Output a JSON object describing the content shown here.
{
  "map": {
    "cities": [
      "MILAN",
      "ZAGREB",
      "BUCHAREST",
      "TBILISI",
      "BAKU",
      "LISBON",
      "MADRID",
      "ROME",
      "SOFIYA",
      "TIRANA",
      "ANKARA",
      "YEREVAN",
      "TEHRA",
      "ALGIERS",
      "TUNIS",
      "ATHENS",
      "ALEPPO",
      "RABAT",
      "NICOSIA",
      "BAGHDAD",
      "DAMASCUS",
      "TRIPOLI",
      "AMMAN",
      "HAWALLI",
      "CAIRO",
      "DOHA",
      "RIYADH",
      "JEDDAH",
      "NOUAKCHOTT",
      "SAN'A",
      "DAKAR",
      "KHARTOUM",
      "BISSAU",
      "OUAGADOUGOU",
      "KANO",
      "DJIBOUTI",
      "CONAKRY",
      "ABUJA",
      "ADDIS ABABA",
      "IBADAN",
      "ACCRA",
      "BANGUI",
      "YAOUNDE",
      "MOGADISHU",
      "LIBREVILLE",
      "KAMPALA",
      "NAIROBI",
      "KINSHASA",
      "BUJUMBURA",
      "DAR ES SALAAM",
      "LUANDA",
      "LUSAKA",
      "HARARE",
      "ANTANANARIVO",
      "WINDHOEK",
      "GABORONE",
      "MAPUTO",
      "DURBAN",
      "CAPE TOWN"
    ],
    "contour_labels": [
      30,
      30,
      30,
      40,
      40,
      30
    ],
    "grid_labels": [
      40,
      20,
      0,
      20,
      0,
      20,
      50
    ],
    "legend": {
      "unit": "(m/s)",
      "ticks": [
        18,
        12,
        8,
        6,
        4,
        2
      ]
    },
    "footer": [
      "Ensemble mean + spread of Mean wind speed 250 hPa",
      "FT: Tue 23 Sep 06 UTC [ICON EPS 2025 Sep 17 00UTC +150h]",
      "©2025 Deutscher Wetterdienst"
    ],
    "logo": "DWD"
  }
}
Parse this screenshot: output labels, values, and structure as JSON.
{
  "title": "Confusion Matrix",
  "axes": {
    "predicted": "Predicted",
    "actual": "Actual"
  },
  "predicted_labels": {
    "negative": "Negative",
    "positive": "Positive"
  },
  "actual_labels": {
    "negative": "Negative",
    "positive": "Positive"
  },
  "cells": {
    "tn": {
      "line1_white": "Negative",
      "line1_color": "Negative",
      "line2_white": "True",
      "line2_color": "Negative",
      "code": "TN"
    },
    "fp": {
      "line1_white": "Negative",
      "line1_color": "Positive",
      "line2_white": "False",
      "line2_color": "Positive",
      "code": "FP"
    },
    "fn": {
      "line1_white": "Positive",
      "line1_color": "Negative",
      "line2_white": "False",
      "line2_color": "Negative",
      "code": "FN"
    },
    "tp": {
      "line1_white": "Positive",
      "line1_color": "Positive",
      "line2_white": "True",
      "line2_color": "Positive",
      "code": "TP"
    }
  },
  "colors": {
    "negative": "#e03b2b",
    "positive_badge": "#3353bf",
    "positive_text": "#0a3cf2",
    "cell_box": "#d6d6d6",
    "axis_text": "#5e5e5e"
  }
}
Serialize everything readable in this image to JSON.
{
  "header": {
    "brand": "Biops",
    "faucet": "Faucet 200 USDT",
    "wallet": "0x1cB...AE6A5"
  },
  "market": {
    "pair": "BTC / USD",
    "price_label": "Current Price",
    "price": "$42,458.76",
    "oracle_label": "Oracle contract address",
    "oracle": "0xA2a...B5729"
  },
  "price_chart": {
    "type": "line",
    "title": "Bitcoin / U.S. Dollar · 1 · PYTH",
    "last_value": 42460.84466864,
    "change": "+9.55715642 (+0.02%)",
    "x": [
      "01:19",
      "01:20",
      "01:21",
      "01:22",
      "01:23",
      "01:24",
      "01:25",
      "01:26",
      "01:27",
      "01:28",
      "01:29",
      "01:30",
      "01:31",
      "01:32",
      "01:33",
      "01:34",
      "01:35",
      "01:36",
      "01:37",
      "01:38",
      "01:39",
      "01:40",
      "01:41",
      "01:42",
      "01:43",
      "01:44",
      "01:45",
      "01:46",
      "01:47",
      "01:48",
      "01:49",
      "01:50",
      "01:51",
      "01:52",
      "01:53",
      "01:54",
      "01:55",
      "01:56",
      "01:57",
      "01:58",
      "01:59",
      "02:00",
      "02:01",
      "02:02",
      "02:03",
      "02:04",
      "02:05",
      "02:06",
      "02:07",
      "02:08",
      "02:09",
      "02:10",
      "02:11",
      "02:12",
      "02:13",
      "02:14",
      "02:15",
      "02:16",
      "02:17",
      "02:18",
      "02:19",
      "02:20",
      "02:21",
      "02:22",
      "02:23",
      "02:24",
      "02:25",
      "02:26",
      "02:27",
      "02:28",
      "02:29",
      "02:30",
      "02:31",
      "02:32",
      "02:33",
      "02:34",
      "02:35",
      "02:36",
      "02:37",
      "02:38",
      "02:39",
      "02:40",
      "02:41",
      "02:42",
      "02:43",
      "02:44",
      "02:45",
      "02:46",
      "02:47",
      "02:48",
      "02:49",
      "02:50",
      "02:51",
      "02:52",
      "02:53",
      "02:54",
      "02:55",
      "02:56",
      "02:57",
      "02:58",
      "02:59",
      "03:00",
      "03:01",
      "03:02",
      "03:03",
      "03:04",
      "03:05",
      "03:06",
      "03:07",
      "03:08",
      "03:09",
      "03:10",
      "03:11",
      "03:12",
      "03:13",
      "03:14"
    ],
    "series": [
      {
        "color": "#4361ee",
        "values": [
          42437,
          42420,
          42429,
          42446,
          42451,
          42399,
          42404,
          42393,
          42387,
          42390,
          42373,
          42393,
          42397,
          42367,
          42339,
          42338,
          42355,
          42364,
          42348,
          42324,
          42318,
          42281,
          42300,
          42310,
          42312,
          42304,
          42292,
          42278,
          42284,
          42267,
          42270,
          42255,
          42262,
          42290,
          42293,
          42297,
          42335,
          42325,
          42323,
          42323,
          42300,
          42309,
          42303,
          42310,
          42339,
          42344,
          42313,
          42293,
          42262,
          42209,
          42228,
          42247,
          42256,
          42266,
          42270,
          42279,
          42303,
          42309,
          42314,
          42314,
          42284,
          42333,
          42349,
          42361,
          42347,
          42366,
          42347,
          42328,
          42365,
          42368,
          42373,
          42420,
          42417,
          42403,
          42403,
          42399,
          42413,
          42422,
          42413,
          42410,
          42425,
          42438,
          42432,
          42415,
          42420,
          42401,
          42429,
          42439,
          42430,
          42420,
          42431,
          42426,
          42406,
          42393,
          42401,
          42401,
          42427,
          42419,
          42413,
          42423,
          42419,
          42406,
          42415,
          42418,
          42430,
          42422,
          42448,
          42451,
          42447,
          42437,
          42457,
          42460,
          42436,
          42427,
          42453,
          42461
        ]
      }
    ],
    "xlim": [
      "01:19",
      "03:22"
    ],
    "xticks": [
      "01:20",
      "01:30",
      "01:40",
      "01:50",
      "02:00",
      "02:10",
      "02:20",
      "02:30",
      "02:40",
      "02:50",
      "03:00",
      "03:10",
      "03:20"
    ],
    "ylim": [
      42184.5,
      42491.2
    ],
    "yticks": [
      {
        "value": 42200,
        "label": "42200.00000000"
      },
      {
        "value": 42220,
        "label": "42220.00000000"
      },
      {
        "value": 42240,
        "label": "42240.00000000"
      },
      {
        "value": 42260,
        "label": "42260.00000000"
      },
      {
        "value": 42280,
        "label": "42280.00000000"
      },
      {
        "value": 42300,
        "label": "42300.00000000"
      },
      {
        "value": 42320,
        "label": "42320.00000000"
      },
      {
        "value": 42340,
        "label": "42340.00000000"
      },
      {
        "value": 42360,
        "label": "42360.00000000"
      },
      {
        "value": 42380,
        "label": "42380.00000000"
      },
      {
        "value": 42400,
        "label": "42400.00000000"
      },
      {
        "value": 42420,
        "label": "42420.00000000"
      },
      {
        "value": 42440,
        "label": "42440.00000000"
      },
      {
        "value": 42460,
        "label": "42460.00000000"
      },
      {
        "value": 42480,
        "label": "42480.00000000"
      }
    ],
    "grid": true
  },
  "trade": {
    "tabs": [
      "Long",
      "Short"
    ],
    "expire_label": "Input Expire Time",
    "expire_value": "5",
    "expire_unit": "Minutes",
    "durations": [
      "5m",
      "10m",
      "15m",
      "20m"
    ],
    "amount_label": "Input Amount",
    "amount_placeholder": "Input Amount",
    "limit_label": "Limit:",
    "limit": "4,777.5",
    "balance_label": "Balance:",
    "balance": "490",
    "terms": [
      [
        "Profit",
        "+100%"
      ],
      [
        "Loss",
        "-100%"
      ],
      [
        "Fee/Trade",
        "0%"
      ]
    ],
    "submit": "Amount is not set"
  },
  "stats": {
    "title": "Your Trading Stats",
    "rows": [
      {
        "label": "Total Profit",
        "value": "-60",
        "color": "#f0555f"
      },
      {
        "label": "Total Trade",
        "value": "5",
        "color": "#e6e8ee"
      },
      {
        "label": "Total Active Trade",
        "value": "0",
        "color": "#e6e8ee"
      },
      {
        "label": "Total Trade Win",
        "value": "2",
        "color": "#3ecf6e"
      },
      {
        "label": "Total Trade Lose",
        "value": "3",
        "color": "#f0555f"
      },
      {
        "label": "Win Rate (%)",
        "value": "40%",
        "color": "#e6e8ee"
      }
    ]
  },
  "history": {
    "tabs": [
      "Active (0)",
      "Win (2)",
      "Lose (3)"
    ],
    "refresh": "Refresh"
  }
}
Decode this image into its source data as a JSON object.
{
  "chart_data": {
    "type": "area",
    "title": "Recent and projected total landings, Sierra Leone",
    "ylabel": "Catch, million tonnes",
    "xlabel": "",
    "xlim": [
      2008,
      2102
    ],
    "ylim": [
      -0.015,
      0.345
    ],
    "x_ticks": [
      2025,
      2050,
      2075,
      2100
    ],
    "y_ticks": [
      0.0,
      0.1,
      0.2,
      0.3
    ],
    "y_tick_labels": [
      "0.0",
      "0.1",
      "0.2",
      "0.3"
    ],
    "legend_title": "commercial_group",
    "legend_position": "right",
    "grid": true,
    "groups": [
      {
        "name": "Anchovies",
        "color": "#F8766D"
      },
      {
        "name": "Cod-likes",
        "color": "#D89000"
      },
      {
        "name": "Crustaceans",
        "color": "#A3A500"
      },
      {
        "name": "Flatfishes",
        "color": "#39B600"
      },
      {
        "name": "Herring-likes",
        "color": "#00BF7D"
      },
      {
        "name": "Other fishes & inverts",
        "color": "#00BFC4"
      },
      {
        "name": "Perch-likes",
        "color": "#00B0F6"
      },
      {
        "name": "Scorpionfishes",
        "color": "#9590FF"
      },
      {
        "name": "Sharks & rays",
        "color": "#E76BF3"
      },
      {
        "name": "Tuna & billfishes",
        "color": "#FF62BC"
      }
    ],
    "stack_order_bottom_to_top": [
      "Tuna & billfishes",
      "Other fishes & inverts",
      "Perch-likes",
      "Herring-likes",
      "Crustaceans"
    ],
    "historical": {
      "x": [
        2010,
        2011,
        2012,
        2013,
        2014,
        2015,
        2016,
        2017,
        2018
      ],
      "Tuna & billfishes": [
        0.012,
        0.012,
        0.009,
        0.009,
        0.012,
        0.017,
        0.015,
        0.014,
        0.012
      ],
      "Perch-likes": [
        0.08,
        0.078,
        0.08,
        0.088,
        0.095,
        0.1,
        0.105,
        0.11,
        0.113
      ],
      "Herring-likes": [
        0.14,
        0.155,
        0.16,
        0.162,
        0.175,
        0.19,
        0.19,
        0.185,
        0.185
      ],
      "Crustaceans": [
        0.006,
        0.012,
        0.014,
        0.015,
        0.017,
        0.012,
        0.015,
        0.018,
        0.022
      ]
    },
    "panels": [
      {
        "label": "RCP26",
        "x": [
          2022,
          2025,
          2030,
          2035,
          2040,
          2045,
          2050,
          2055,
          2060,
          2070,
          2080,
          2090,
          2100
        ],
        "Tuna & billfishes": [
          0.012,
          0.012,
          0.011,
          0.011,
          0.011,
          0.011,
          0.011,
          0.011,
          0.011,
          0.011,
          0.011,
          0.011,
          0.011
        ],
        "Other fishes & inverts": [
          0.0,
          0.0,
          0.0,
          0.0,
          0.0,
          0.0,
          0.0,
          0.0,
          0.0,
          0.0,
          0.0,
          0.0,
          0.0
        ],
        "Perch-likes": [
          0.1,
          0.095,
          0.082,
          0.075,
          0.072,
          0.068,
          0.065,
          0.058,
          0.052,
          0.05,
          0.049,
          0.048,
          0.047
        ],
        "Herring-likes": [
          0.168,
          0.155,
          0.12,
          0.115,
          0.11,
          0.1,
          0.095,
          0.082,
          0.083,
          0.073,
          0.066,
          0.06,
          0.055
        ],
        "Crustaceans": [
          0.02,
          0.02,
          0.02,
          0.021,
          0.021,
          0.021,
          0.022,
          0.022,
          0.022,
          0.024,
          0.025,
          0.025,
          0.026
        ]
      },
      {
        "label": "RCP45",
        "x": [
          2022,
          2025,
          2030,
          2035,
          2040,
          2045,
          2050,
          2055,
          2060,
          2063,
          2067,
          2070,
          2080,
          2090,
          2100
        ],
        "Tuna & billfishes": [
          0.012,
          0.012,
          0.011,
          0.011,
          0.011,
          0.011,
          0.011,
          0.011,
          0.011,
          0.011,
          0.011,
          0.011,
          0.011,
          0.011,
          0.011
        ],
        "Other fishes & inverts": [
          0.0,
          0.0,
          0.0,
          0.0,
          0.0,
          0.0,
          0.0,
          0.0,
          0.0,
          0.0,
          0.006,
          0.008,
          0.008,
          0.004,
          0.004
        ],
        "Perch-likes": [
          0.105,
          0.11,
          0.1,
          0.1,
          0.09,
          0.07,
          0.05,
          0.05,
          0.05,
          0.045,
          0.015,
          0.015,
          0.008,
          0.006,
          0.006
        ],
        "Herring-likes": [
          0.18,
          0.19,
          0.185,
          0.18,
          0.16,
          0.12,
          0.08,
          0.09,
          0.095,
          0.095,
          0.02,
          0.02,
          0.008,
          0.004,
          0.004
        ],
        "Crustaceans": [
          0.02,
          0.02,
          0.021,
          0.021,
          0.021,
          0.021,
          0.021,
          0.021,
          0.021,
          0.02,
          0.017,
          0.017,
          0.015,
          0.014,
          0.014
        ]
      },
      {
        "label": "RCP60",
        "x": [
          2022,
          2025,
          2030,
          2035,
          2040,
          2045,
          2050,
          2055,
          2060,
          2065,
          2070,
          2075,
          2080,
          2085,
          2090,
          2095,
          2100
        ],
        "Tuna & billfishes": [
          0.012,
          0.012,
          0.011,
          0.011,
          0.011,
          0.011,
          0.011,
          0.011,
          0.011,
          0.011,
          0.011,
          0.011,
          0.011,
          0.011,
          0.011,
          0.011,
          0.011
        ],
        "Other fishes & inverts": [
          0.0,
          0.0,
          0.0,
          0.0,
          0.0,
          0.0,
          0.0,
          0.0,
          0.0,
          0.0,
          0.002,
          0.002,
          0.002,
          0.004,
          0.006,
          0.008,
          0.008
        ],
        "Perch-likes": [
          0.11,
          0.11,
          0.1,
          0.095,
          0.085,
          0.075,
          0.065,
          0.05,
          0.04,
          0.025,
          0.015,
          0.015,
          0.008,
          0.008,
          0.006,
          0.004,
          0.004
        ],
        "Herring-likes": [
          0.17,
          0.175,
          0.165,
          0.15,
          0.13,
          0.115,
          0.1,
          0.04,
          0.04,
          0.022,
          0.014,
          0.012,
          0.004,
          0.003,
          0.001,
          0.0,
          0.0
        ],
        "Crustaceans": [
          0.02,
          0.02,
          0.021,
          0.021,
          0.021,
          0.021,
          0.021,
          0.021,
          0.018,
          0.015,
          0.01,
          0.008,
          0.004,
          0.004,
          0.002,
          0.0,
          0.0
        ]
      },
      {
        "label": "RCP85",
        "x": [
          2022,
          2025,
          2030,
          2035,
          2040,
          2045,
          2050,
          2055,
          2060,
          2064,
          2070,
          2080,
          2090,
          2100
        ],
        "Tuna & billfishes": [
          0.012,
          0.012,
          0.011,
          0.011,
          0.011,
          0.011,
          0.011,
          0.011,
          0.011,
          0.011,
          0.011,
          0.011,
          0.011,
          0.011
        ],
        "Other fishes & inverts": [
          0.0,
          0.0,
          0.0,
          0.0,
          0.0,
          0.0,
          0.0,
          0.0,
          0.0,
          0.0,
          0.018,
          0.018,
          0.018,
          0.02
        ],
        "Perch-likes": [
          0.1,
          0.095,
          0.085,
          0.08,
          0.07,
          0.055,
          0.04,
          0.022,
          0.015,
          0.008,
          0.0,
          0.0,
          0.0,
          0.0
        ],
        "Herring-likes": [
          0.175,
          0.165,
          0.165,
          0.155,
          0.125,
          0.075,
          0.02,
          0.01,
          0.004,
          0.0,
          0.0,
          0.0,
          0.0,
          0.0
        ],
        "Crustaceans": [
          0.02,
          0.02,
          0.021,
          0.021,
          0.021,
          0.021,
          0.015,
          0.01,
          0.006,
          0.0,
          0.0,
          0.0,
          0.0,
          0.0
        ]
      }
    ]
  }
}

## [EXERCISE]
Return each line with "JSON".

## [TASK RESPONSE]
Output a JSON object describing the content shown here.
Parse this screenshot: output labels, values, and structure as JSON.
Serialize everything readable in this image to JSON.
Decode this image into its source data as a JSON object.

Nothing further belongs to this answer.